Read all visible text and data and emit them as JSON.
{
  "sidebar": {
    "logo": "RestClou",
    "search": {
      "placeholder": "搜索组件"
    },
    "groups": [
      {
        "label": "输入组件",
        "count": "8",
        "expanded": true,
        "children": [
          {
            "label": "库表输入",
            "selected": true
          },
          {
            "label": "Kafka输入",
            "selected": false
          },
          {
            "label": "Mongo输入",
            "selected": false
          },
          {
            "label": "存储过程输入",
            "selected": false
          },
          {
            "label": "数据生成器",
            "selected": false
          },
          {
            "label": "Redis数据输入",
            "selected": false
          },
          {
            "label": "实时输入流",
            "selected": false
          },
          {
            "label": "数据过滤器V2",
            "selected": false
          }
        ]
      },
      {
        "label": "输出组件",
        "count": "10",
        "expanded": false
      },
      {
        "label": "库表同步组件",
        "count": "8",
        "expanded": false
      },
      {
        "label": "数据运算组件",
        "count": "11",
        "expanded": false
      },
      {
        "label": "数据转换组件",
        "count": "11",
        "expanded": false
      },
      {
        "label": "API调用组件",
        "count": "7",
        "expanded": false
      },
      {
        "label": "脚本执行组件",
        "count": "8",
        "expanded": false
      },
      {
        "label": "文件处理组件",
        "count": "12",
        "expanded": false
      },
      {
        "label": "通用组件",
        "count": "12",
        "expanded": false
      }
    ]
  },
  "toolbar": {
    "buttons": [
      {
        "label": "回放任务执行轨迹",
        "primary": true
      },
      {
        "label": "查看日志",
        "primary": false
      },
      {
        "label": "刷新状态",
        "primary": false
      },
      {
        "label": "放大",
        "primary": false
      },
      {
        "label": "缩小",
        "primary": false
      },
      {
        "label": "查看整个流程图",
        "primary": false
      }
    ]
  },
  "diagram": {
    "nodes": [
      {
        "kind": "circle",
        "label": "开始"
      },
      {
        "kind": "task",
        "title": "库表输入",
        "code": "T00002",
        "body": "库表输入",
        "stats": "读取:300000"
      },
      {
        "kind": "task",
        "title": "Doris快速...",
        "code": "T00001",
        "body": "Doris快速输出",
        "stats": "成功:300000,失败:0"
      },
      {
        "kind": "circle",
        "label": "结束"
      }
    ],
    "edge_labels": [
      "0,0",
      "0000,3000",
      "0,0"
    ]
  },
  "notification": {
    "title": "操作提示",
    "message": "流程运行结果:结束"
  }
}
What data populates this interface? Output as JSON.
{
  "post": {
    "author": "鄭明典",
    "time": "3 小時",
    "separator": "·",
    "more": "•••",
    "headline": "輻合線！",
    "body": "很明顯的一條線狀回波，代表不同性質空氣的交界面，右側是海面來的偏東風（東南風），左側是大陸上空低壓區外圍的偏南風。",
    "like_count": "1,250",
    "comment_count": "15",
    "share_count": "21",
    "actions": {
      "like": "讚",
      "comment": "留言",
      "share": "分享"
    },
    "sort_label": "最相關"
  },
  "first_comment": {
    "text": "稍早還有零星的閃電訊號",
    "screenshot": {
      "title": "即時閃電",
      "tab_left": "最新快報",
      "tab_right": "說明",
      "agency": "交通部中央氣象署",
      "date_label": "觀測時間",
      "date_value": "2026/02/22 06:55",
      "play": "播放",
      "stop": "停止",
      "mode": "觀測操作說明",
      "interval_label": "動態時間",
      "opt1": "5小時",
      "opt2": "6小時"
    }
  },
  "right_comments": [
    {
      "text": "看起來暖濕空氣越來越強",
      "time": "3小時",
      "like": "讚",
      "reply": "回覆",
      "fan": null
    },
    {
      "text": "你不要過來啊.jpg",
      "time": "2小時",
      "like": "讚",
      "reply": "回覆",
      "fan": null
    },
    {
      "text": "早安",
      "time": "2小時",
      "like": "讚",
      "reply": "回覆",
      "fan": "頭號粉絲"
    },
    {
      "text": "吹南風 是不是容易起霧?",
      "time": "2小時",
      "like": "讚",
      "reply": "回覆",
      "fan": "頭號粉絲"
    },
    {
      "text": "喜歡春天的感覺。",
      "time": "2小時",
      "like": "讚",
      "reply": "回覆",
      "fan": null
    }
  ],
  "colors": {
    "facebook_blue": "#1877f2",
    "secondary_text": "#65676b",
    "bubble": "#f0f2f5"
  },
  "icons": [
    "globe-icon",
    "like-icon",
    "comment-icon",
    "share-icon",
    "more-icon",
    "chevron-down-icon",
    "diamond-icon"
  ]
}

--

THE PROBLEM.
Go through the records and copy each line with "data" in it.

TASK SOLUTION.
Read all visible text and data and emit them as JSON.
What data populates this interface? Output as JSON.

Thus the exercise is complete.